_Task goal_:
Each line in the entries below that holds the string "image" is to be listed.

Available data start

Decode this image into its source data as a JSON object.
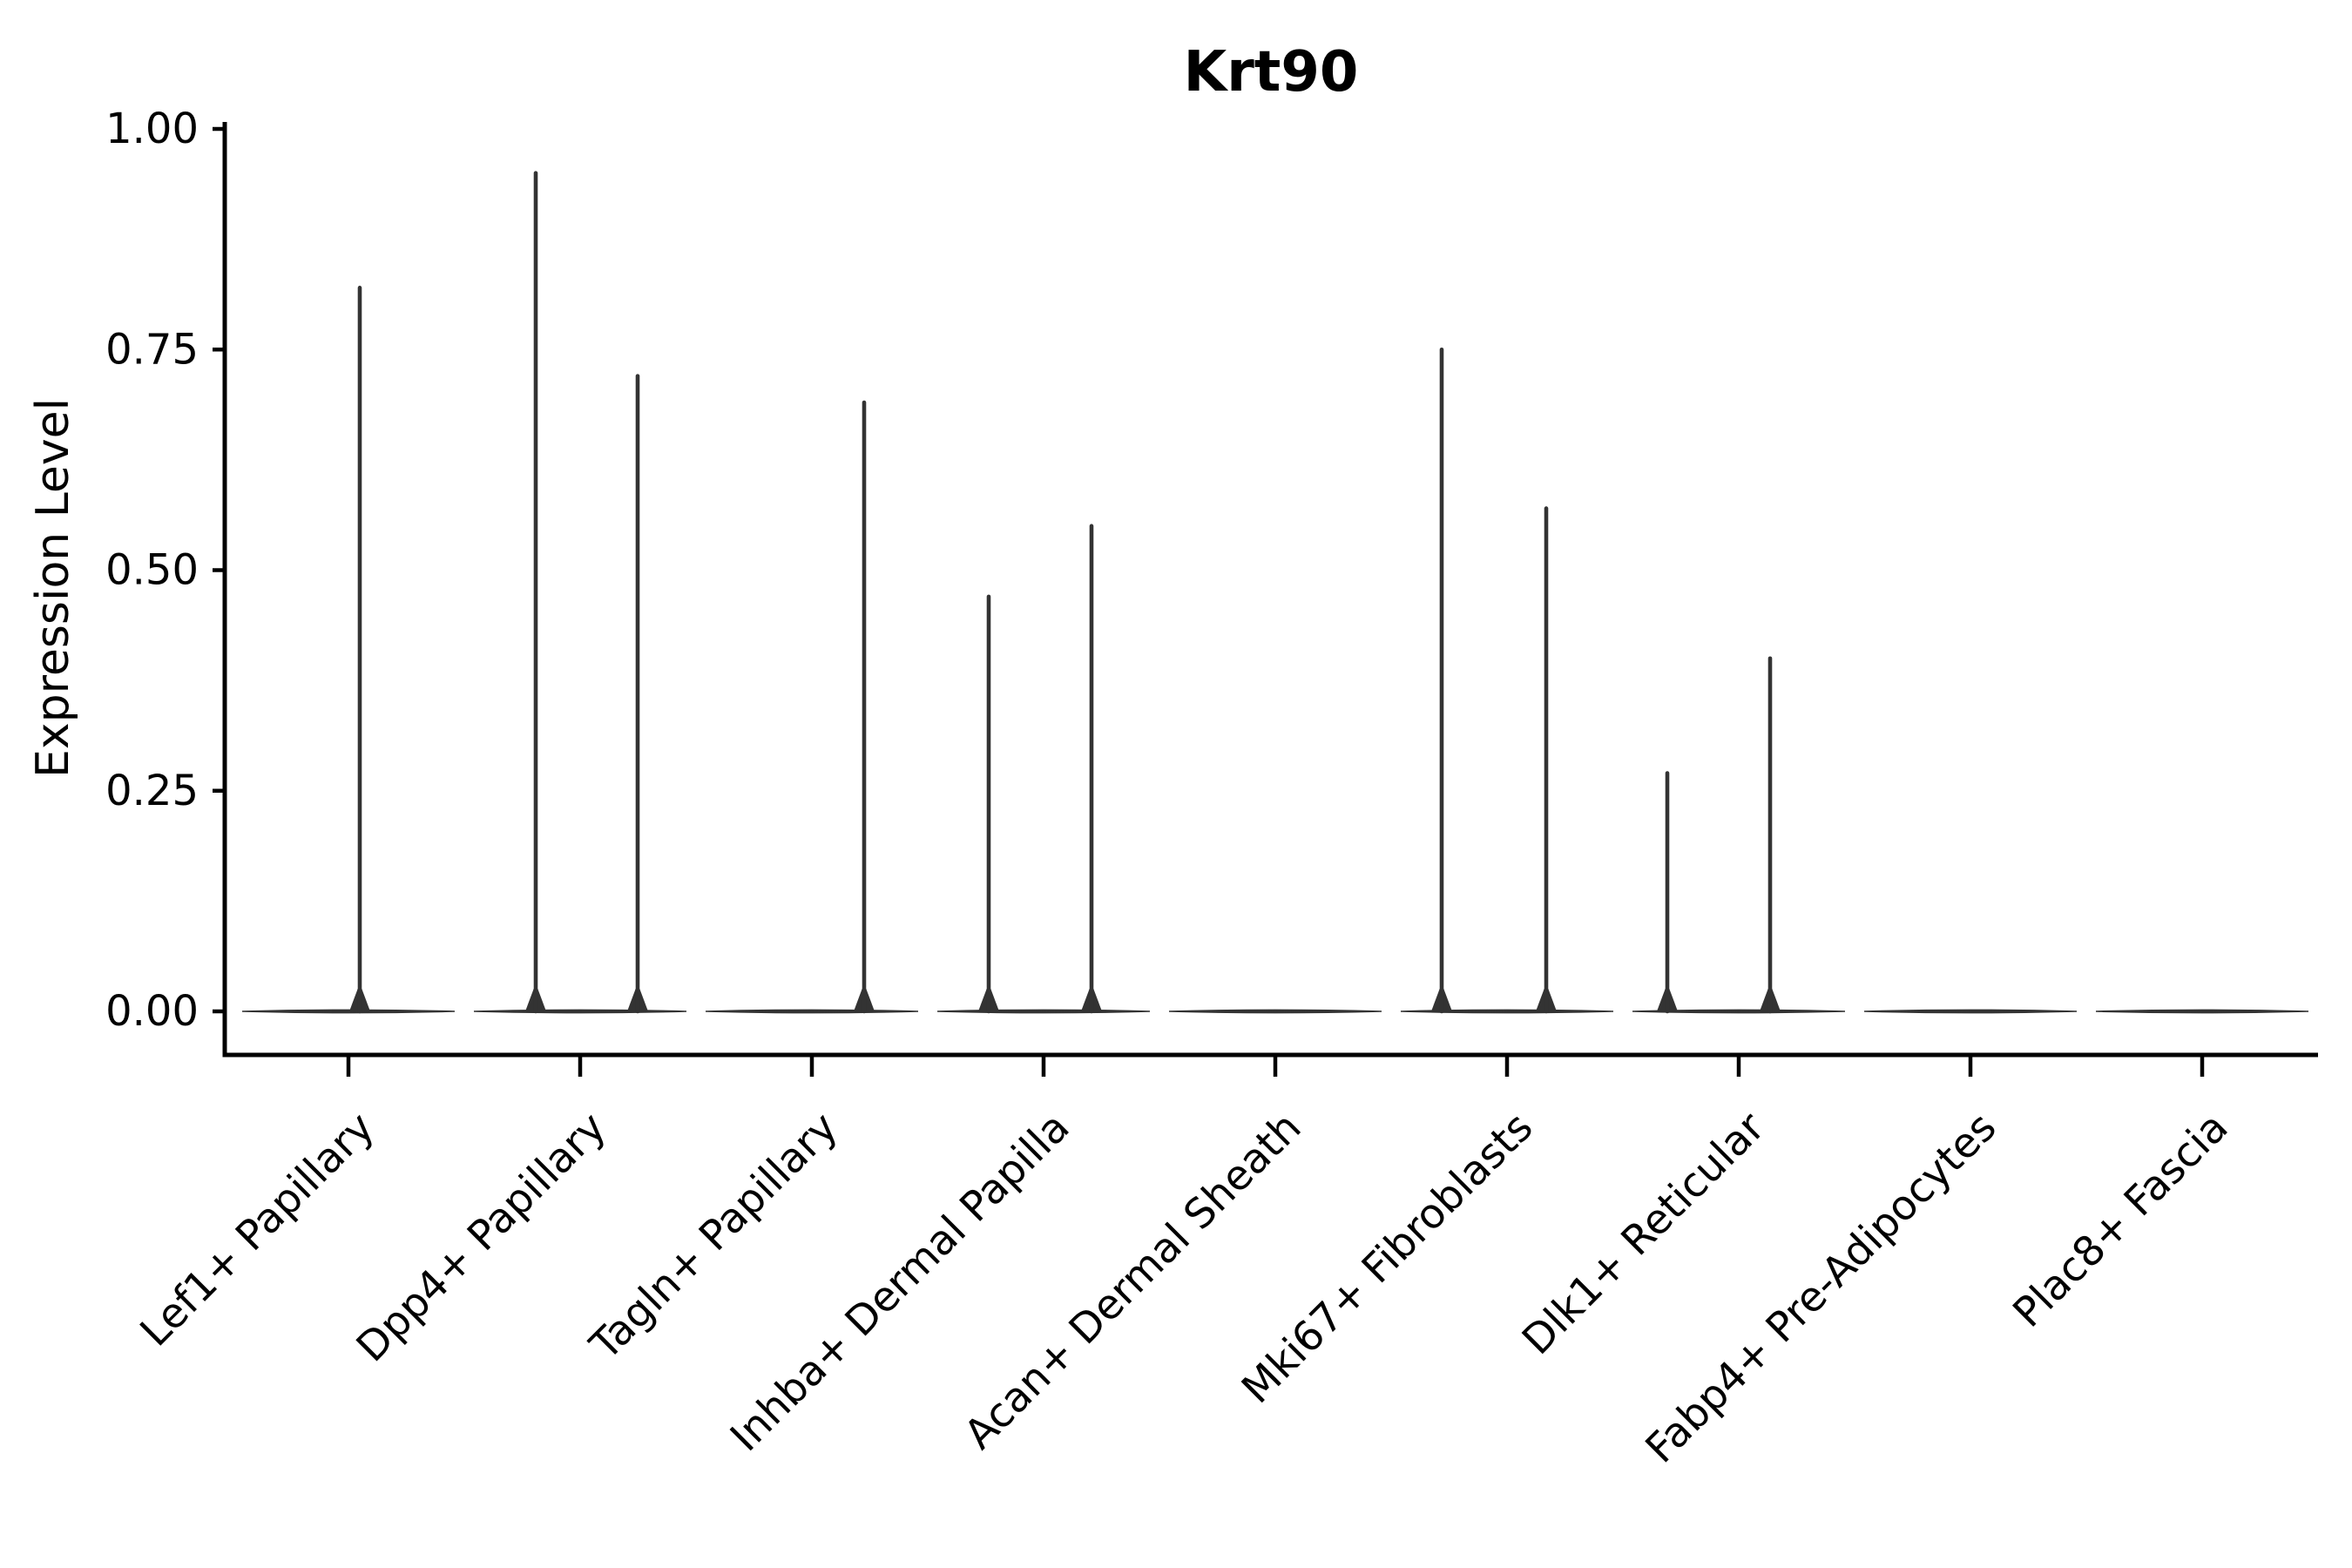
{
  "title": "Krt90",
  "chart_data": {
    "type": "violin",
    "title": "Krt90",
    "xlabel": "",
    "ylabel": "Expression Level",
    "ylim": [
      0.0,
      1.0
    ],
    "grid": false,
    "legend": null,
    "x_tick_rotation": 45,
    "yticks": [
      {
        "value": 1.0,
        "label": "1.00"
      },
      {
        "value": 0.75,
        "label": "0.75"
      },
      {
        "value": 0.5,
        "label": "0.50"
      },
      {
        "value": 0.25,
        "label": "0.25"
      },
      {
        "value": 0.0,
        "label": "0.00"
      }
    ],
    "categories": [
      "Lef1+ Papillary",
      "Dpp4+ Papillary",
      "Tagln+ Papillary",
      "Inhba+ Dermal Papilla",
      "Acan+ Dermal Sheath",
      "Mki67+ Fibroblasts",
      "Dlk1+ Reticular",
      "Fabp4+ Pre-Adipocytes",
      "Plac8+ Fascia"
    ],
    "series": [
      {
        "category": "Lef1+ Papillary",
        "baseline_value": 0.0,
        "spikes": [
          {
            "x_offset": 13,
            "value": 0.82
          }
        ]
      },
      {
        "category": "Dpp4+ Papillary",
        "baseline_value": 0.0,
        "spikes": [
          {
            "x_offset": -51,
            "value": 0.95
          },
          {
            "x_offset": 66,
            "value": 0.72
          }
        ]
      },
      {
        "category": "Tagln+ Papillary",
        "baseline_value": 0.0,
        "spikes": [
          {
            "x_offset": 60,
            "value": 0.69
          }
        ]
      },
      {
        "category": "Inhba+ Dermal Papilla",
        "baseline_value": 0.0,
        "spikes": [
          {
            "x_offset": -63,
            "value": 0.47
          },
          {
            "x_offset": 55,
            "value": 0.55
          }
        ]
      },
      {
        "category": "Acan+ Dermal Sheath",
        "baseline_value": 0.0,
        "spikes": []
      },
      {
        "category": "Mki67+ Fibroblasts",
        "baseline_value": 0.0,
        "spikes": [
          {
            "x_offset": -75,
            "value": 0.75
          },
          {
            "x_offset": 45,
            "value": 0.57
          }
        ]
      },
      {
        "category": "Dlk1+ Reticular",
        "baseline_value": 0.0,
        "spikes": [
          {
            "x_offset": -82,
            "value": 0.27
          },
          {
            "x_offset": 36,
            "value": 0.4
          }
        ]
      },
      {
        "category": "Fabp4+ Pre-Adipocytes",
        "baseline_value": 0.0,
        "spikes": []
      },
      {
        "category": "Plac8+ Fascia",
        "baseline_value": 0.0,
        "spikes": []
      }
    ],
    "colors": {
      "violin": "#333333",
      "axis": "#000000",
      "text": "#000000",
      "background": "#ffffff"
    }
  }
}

Available data end
Available data start

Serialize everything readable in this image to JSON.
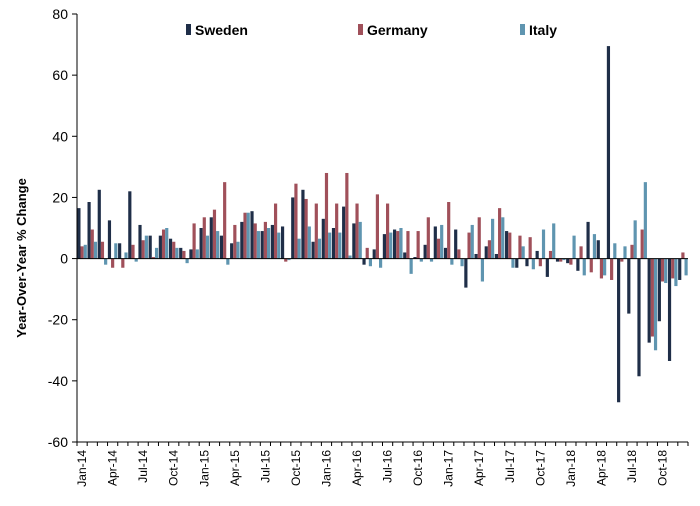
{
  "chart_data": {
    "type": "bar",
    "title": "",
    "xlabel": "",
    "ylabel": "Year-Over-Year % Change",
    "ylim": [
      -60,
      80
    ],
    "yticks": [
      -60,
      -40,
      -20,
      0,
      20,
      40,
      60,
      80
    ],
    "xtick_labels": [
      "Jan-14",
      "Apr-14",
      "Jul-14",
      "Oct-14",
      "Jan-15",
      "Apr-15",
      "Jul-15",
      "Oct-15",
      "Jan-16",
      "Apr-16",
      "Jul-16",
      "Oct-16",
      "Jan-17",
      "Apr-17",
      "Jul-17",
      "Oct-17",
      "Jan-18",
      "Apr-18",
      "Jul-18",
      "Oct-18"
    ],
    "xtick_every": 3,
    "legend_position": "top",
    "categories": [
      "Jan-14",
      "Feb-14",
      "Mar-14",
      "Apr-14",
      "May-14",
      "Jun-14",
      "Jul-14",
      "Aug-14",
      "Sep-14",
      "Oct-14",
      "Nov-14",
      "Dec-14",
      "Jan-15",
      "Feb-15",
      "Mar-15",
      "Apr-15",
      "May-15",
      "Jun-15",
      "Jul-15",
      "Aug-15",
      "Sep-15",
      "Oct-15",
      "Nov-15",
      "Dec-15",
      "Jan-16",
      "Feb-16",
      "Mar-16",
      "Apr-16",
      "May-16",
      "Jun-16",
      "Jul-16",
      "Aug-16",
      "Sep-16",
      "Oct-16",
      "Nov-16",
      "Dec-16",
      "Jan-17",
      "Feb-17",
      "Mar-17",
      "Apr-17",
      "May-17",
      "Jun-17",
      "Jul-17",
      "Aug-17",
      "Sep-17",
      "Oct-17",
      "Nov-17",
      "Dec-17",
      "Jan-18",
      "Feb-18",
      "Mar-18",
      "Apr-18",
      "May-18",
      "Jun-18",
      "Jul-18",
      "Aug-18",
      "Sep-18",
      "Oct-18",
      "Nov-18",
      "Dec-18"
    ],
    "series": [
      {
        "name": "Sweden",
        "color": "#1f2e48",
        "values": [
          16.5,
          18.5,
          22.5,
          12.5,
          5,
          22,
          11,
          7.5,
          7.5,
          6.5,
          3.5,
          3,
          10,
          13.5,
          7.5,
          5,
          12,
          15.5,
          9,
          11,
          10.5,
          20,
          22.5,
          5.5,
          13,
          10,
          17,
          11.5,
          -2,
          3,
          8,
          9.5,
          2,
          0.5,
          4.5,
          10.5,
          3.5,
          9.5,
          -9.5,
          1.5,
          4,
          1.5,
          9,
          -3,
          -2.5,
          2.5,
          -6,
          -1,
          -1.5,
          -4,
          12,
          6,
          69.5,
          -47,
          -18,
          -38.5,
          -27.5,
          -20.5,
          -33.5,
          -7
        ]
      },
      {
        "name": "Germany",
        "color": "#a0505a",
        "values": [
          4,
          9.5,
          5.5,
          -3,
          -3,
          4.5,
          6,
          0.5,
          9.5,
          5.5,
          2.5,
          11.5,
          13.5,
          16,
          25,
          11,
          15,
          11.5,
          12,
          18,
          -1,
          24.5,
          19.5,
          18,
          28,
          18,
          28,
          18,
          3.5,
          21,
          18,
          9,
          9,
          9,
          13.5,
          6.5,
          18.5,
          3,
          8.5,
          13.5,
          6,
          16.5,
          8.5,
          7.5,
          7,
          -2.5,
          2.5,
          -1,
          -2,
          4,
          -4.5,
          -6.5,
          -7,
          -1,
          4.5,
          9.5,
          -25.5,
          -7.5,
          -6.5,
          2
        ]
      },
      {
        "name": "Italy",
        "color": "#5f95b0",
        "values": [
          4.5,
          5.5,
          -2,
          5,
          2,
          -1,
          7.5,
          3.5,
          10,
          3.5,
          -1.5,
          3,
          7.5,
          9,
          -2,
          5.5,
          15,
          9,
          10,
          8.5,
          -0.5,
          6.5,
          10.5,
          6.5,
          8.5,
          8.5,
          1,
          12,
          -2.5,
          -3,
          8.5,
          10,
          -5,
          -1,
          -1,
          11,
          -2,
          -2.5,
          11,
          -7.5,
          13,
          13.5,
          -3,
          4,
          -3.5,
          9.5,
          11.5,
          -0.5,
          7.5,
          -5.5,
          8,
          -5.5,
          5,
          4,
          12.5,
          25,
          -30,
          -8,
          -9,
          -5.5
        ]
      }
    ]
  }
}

Available data end
Available data start

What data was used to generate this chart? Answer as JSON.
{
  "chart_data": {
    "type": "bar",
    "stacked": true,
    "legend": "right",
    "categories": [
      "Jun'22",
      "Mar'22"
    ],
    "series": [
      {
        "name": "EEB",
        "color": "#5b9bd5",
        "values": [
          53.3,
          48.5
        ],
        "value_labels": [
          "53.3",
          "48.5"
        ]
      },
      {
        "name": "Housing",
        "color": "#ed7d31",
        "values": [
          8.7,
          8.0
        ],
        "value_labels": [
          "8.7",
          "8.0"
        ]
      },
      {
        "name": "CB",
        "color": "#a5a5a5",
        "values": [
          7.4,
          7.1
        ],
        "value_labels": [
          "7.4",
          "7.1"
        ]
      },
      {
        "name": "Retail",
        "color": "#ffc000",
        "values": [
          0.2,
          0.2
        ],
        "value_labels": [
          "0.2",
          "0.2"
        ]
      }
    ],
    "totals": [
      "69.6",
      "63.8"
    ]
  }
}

Available data end

_Solution_:
Decode this image into its source data as a JSON object.
Serialize everything readable in this image to JSON.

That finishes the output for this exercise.